Collect every line in the records below that contains the word "Всего".

(Rows from a dataset)

____________

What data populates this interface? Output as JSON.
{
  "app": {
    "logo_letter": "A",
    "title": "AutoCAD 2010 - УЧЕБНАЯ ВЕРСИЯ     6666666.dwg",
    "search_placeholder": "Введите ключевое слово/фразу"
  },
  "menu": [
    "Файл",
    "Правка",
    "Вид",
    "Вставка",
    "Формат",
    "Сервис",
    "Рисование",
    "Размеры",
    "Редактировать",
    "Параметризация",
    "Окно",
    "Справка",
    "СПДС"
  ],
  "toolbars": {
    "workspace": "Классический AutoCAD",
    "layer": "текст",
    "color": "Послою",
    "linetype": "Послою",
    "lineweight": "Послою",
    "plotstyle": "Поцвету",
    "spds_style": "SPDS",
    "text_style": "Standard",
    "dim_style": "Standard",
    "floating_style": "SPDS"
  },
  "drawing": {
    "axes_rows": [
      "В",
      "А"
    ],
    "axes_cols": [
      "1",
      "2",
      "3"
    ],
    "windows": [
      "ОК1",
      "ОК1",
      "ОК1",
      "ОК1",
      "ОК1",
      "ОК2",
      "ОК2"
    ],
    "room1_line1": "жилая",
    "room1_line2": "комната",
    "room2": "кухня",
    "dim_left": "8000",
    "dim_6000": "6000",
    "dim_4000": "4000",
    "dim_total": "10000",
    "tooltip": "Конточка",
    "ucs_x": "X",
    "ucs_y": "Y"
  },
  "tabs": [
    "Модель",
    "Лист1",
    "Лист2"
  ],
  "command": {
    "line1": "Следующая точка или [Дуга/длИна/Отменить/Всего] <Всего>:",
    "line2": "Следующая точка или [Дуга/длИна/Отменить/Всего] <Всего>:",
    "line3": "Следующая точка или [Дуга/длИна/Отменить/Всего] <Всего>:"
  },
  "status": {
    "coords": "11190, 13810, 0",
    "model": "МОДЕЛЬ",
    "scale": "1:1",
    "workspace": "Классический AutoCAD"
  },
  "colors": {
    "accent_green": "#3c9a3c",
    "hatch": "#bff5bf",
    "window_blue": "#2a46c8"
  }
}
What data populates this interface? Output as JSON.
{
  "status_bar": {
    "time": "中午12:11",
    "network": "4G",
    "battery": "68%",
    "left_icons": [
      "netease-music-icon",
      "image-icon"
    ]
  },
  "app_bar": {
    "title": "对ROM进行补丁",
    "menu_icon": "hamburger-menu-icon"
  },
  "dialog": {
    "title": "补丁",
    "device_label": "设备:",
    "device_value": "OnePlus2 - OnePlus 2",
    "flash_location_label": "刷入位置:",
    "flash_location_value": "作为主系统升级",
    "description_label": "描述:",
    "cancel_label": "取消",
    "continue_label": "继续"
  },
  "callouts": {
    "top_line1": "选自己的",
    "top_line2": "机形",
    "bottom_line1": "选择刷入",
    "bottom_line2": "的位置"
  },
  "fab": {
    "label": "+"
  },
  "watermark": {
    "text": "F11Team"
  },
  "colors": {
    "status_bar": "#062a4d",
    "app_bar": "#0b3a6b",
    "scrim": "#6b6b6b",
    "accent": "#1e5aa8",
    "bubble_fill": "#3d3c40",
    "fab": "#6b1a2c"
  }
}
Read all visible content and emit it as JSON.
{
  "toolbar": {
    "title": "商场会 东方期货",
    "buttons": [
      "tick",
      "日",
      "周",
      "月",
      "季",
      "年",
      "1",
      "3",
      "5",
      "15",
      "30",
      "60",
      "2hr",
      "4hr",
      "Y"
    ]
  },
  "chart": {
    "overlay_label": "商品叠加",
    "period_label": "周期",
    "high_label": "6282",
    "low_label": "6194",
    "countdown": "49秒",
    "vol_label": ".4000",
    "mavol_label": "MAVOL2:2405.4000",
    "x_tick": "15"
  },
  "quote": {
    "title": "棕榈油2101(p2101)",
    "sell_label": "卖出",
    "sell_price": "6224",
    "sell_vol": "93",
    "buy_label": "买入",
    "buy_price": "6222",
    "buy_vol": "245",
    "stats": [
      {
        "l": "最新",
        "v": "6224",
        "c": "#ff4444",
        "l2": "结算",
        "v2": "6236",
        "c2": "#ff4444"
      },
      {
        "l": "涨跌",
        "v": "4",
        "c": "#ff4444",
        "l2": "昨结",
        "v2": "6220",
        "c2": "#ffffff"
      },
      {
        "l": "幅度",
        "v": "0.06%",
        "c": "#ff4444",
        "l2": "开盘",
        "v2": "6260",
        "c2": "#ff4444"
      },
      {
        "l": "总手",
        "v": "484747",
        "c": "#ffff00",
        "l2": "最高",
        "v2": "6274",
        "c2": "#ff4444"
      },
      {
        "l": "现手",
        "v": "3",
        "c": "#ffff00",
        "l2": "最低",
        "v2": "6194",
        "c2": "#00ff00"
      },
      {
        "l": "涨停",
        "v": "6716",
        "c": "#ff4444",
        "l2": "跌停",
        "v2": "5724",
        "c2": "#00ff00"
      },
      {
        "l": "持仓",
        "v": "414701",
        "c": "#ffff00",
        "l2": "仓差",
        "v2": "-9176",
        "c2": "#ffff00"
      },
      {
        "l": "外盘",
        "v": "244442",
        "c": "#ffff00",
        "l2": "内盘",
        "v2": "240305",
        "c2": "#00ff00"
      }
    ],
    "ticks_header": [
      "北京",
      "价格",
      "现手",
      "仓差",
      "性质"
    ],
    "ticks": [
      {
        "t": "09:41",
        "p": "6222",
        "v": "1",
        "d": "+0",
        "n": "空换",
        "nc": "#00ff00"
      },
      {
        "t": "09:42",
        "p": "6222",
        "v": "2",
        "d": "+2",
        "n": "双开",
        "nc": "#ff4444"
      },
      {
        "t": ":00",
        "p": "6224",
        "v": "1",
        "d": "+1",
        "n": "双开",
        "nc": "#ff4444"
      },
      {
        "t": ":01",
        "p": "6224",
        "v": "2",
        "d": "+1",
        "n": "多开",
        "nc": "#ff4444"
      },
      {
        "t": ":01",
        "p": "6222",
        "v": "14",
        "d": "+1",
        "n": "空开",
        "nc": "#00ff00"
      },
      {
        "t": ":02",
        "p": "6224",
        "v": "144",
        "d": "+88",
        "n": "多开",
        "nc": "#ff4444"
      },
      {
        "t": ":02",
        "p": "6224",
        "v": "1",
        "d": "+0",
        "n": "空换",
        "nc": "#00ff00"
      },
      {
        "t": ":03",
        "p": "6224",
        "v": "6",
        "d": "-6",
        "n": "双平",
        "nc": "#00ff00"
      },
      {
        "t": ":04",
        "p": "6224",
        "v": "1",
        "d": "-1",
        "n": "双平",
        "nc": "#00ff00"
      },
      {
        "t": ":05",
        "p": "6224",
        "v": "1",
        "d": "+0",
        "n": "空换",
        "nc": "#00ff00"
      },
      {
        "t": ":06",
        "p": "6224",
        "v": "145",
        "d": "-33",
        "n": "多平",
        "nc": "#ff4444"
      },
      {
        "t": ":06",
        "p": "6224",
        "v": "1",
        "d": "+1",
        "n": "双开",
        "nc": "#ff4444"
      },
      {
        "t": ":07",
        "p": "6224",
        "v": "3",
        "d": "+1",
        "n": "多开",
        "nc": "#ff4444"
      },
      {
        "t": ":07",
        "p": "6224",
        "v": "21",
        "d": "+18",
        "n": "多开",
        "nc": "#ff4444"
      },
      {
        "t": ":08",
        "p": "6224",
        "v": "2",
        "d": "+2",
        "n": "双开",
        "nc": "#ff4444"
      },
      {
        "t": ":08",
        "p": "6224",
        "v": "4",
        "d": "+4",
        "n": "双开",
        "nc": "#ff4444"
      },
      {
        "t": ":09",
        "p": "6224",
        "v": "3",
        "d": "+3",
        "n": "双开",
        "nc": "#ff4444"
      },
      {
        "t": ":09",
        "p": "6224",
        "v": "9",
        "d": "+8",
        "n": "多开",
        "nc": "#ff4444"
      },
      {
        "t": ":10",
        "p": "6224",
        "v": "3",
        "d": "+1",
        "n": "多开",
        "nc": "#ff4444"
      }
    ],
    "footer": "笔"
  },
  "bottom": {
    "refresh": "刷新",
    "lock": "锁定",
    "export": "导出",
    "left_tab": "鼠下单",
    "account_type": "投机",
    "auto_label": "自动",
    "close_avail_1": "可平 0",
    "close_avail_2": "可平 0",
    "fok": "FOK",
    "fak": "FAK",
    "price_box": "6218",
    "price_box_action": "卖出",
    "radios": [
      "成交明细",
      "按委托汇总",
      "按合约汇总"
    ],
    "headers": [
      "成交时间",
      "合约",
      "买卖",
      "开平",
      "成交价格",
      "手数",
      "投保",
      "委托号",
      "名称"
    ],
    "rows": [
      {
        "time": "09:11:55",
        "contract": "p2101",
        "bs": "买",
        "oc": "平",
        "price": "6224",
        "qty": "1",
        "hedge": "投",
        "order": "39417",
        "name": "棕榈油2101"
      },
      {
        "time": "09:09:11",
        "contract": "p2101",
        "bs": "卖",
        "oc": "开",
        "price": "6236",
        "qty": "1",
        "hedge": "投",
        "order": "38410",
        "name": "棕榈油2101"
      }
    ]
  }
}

____________

▶ **Correct answer**
    "line1": "Следующая точка или [Дуга/длИна/Отменить/Всего] <Всего>:",
    "line2": "Следующая точка или [Дуга/длИна/Отменить/Всего] <Всего>:",
    "line3": "Следующая точка или [Дуга/длИна/Отменить/Всего] <Всего>:"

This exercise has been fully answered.